OBJECTIVE:
Would you copy out the whole listing exactly as given?
-- Start SUPPLIED DATA --
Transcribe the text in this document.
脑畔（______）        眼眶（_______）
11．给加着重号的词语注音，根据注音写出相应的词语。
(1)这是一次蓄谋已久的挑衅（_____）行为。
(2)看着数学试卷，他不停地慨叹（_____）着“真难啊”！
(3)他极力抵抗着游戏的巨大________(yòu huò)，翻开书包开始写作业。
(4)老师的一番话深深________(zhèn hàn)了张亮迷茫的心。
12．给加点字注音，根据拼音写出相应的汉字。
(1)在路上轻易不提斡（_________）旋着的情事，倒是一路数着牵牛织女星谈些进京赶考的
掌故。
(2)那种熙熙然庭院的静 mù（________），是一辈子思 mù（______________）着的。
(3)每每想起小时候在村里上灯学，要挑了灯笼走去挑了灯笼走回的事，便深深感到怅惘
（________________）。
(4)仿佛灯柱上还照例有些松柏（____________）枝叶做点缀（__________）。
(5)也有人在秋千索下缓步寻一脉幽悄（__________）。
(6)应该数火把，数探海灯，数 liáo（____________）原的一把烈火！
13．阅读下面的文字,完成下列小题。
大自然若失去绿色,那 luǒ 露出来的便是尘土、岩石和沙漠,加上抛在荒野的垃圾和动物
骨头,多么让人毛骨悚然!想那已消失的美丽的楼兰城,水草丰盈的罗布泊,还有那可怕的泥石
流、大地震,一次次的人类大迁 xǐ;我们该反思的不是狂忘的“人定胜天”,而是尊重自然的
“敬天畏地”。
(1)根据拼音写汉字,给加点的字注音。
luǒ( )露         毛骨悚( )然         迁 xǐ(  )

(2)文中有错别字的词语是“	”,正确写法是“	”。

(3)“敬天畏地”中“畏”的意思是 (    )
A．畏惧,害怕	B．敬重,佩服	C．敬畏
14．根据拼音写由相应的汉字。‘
-- End SUPPLIED DATA --
EXPECTED ANSWER:
Transcribe the text in this document.
脑畔（______）        眼眶（_______）
11．给加着重号的词语注音，根据注音写出相应的词语。
(1)这是一次蓄谋已久的挑衅（_____）行为。
(2)看着数学试卷，他不停地慨叹（_____）着“真难啊”！
(3)他极力抵抗着游戏的巨大________(yòu huò)，翻开书包开始写作业。
(4)老师的一番话深深________(zhèn hàn)了张亮迷茫的心。
12．给加点字注音，根据拼音写出相应的汉字。
(1)在路上轻易不提斡（_________）旋着的情事，倒是一路数着牵牛织女星谈些进京赶考的
掌故。
(2)那种熙熙然庭院的静 mù（________），是一辈子思 mù（______________）着的。
(3)每每想起小时候在村里上灯学，要挑了灯笼走去挑了灯笼走回的事，便深深感到怅惘
（________________）。
(4)仿佛灯柱上还照例有些松柏（____________）枝叶做点缀（__________）。
(5)也有人在秋千索下缓步寻一脉幽悄（__________）。
(6)应该数火把，数探海灯，数 liáo（____________）原的一把烈火！
13．阅读下面的文字,完成下列小题。
大自然若失去绿色,那 luǒ 露出来的便是尘土、岩石和沙漠,加上抛在荒野的垃圾和动物
骨头,多么让人毛骨悚然!想那已消失的美丽的楼兰城,水草丰盈的罗布泊,还有那可怕的泥石
流、大地震,一次次的人类大迁 xǐ;我们该反思的不是狂忘的“人定胜天”,而是尊重自然的
“敬天畏地”。
(1)根据拼音写汉字,给加点的字注音。
luǒ( )露         毛骨悚( )然         迁 xǐ(  )

(2)文中有错别字的词语是“	”,正确写法是“	”。

(3)“敬天畏地”中“畏”的意思是 (    )
A．畏惧,害怕	B．敬重,佩服	C．敬畏
14．根据拼音写由相应的汉字。‘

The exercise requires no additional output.